§ **提取文本**:
【发布时间】:2020-07-06 18:55:51
【问题描述】:
对于下面的输出,我想运行多个 sql 查询,如下面的代码所示,但是 spark 不支持多个 sql 语句,您能否建议一些其他解决方法,这将非常有帮助,谢谢:)
expected Output:-
Col_name Max_val Min_value
Name Null Null
Age 15 5
height 100 8
CODE :-
from pyspark.sql import Row
from pyspark.sql.types import *
from pyspark.sql.functions import *
df = sc.parallelize([ \
Row(name='Alice', age=5, height=80), \
Row(name='Kate', age=10, height=90), \
Row(name='Brain', age=15, height=100)]).toDF()
df.createOrReplaceTempView("Test")
df3 = spark.sql("select max(name) as name ,max(age) as age,max(height) as height from Test" )

§ **所附材料**:
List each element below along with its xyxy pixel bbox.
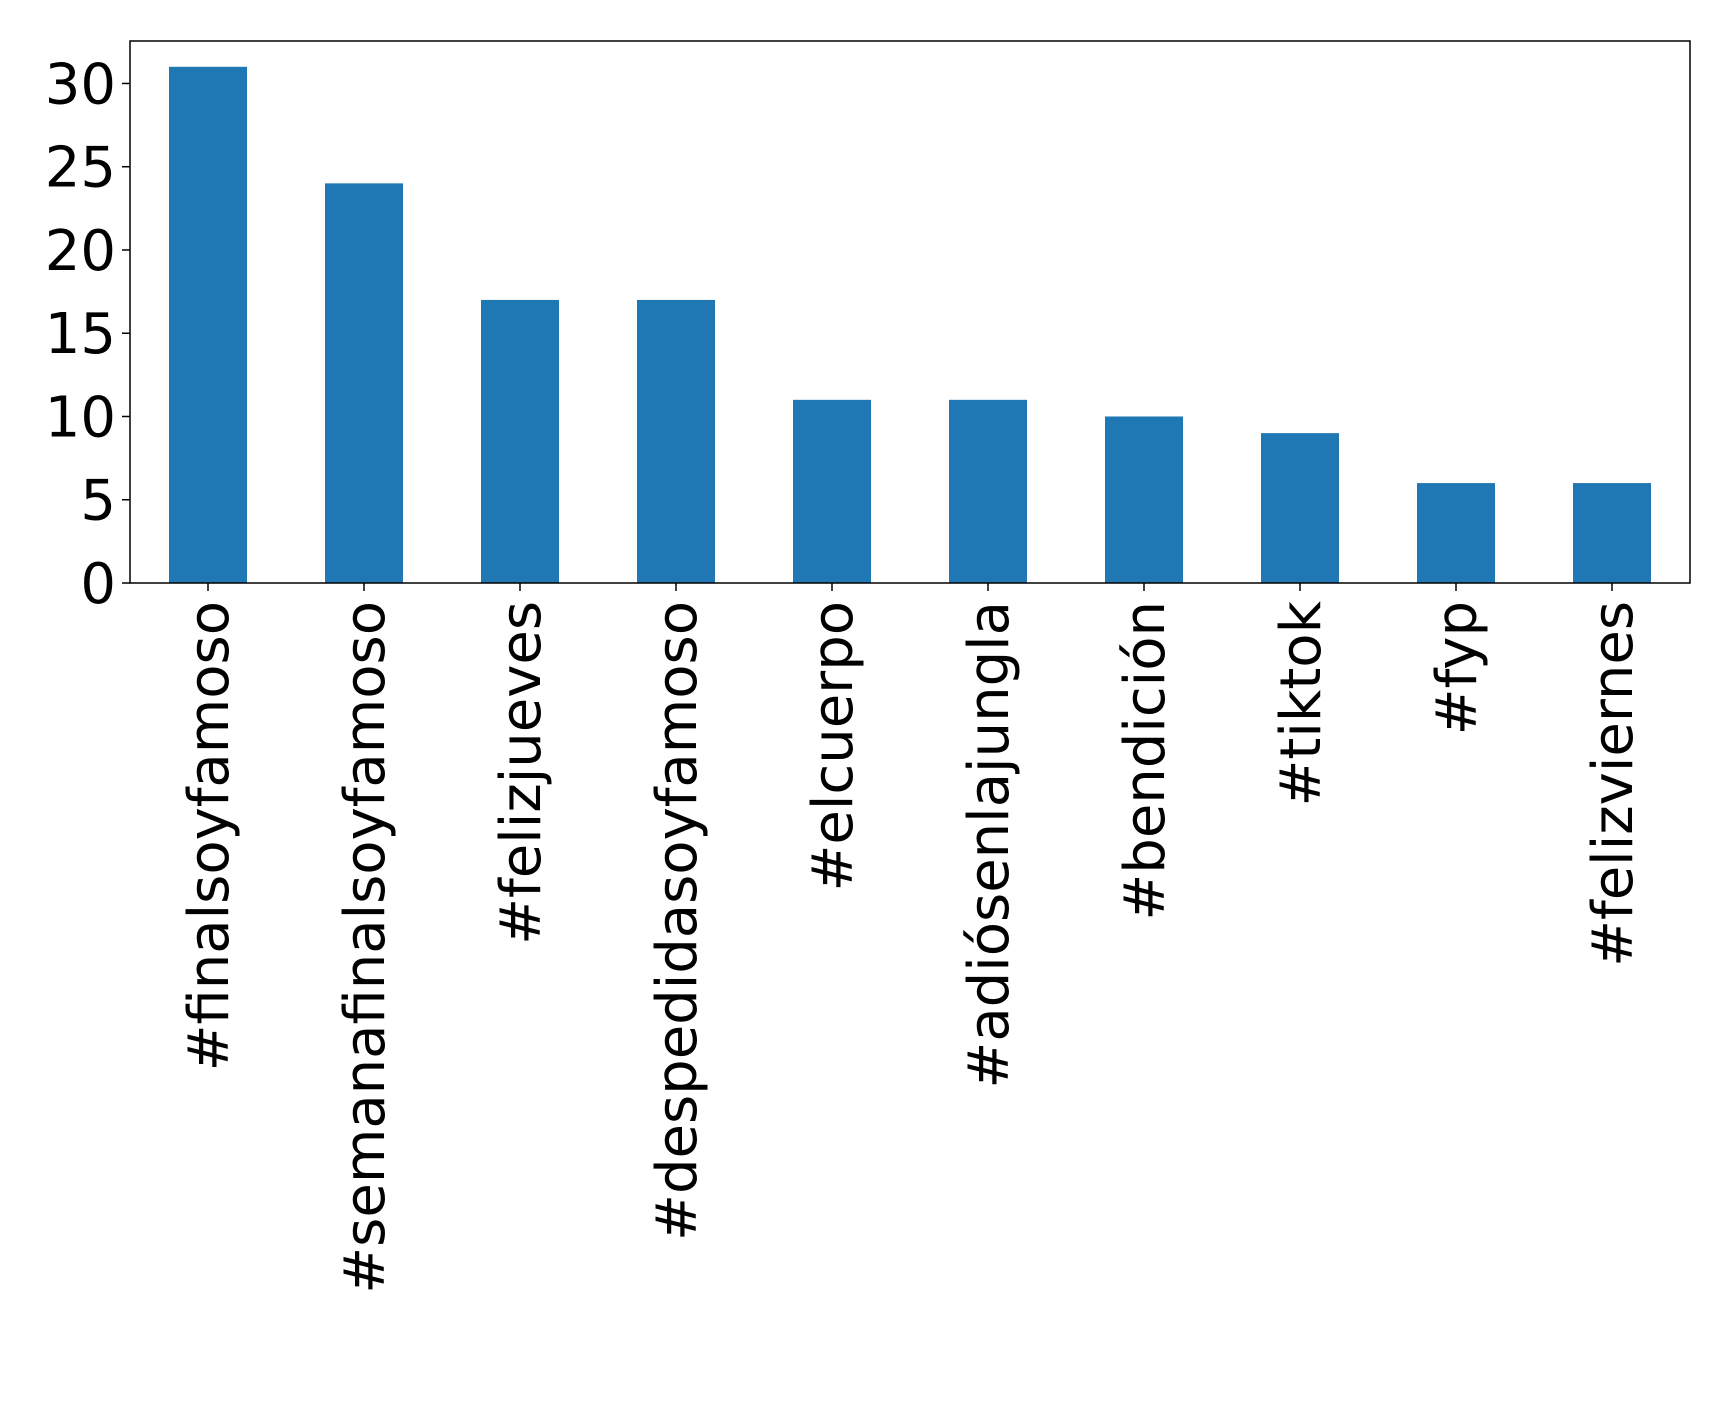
bar-felizviernes bbox=[1573, 483, 1651, 583]
x-tick-label: #finalsoyfamoso bbox=[177, 601, 242, 1071]
bars-group bbox=[169, 66, 1651, 584]
bar-felizjueves bbox=[481, 299, 559, 583]
x-tick-label: #bendición bbox=[1113, 601, 1178, 921]
bar-finalsoyfamoso bbox=[169, 66, 247, 584]
y-tick-label: 30 bbox=[45, 52, 116, 117]
bar-semanafinalsoyfamoso bbox=[325, 183, 403, 584]
x-axis: #finalsoyfamoso #semanafinalsoyfamoso #fel… bbox=[177, 583, 1646, 1294]
bar-tiktok bbox=[1261, 433, 1339, 583]
x-tick-label: #semanafinalsoyfamoso bbox=[333, 601, 398, 1294]
x-tick-label: #adiósenlajungla bbox=[957, 601, 1022, 1089]
y-tick-label: 25 bbox=[45, 136, 116, 201]
x-tick-label: #fyp bbox=[1425, 601, 1490, 735]
plot-frame bbox=[129, 40, 1691, 584]
bar-adiósenlajungla bbox=[949, 399, 1027, 583]
x-tick-label: #felizjueves bbox=[489, 601, 554, 945]
y-axis: 0 5 10 15 20 25 30 bbox=[45, 52, 130, 617]
bar-fyp bbox=[1417, 483, 1495, 583]
y-tick-label: 15 bbox=[45, 302, 116, 367]
bar-bendición bbox=[1105, 416, 1183, 583]
x-tick-label: #elcuerpo bbox=[801, 601, 866, 892]
y-tick-label: 0 bbox=[80, 552, 116, 617]
bar-elcuerpo bbox=[793, 399, 871, 583]
x-tick-label: #despedidasoyfamoso bbox=[645, 601, 710, 1241]
bar-despedidasoyfamoso bbox=[637, 299, 715, 583]
y-tick-label: 10 bbox=[45, 385, 116, 450]
y-tick-label: 20 bbox=[45, 219, 116, 284]
x-tick-label: #tiktok bbox=[1269, 600, 1334, 806]
x-tick-label: #felizviernes bbox=[1581, 601, 1646, 967]
y-tick-label: 5 bbox=[80, 469, 116, 534]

§ **任务要求**:
[A] 列出这则 PySpark 提问的代码中，各个 Row 里 name 字段的全部取值。
[B] 续写这则关于在 Spark 中执行多条 SQL 查询的提问，从最后一行代码之后接着写。
这些记录取自另一个来源。

§ **逐题答案**:
[A] Alice、Kate、Brain

[B]
df4=df.selectExpr("stack(3,'name',bigint(name),'age',bigint(age),'height',bigint(height)) as (col_name,max_data)")
df5 = spark.sql("select min(name) as name ,min(age) as age,min(height) as height from Test" )
df6=df.selectExpr("stack(3,'name',bigint(name),'age',bigint(age),'height',bigint(height)) as (col_name,min_data)")
df7=df4.join(df6,['col_name'],'inner').groupBy("col_name").orderBy("col_name")
df7.show()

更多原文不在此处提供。